**OBJECTIVE:**
Are you able to retype all the records below exactly?

**INPUT ROWS:**
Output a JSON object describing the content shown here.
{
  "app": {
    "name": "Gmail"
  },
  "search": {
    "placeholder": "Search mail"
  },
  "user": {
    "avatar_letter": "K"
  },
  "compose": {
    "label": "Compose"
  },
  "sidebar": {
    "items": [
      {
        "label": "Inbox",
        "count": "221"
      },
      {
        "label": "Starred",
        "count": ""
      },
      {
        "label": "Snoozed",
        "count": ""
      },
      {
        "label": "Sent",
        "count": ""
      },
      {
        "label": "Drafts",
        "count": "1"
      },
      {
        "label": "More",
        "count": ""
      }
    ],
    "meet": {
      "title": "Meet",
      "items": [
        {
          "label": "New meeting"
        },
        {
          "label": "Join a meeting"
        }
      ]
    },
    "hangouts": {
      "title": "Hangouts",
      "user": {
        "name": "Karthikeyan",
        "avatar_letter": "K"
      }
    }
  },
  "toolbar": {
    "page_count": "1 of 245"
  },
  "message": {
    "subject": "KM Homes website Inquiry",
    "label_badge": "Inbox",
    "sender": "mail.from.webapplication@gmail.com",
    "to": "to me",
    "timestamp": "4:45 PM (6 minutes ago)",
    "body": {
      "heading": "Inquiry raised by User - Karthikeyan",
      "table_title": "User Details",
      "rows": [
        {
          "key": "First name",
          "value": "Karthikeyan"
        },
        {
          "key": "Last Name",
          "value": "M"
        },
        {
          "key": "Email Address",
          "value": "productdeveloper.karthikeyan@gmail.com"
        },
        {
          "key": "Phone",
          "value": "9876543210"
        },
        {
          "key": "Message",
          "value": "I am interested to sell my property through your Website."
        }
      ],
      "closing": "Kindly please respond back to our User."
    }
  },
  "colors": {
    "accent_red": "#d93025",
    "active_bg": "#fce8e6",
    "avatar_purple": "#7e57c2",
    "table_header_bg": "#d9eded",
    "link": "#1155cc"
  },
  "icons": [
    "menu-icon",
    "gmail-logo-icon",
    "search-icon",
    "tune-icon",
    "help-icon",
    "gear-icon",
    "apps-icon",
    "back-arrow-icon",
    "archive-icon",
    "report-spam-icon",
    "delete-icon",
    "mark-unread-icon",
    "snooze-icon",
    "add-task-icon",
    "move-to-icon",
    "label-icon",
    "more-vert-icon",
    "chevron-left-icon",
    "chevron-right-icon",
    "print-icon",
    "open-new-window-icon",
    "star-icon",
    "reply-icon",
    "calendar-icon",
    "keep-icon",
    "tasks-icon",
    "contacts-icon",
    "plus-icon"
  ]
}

**TASK ANSWER:**
Output a JSON object describing the content shown here.
{
  "app": {
    "name": "Gmail"
  },
  "search": {
    "placeholder": "Search mail"
  },
  "user": {
    "avatar_letter": "K"
  },
  "compose": {
    "label": "Compose"
  },
  "sidebar": {
    "items": [
      {
        "label": "Inbox",
        "count": "221"
      },
      {
        "label": "Starred",
        "count": ""
      },
      {
        "label": "Snoozed",
        "count": ""
      },
      {
        "label": "Sent",
        "count": ""
      },
      {
        "label": "Drafts",
        "count": "1"
      },
      {
        "label": "More",
        "count": ""
      }
    ],
    "meet": {
      "title": "Meet",
      "items": [
        {
          "label": "New meeting"
        },
        {
          "label": "Join a meeting"
        }
      ]
    },
    "hangouts": {
      "title": "Hangouts",
      "user": {
        "name": "Karthikeyan",
        "avatar_letter": "K"
      }
    }
  },
  "toolbar": {
    "page_count": "1 of 245"
  },
  "message": {
    "subject": "KM Homes website Inquiry",
    "label_badge": "Inbox",
    "sender": "mail.from.webapplication@gmail.com",
    "to": "to me",
    "timestamp": "4:45 PM (6 minutes ago)",
    "body": {
      "heading": "Inquiry raised by User - Karthikeyan",
      "table_title": "User Details",
      "rows": [
        {
          "key": "First name",
          "value": "Karthikeyan"
        },
        {
          "key": "Last Name",
          "value": "M"
        },
        {
          "key": "Email Address",
          "value": "productdeveloper.karthikeyan@gmail.com"
        },
        {
          "key": "Phone",
          "value": "9876543210"
        },
        {
          "key": "Message",
          "value": "I am interested to sell my property through your Website."
        }
      ],
      "closing": "Kindly please respond back to our User."
    }
  },
  "colors": {
    "accent_red": "#d93025",
    "active_bg": "#fce8e6",
    "avatar_purple": "#7e57c2",
    "table_header_bg": "#d9eded",
    "link": "#1155cc"
  },
  "icons": [
    "menu-icon",
    "gmail-logo-icon",
    "search-icon",
    "tune-icon",
    "help-icon",
    "gear-icon",
    "apps-icon",
    "back-arrow-icon",
    "archive-icon",
    "report-spam-icon",
    "delete-icon",
    "mark-unread-icon",
    "snooze-icon",
    "add-task-icon",
    "move-to-icon",
    "label-icon",
    "more-vert-icon",
    "chevron-left-icon",
    "chevron-right-icon",
    "print-icon",
    "open-new-window-icon",
    "star-icon",
    "reply-icon",
    "calendar-icon",
    "keep-icon",
    "tasks-icon",
    "contacts-icon",
    "plus-icon"
  ]
}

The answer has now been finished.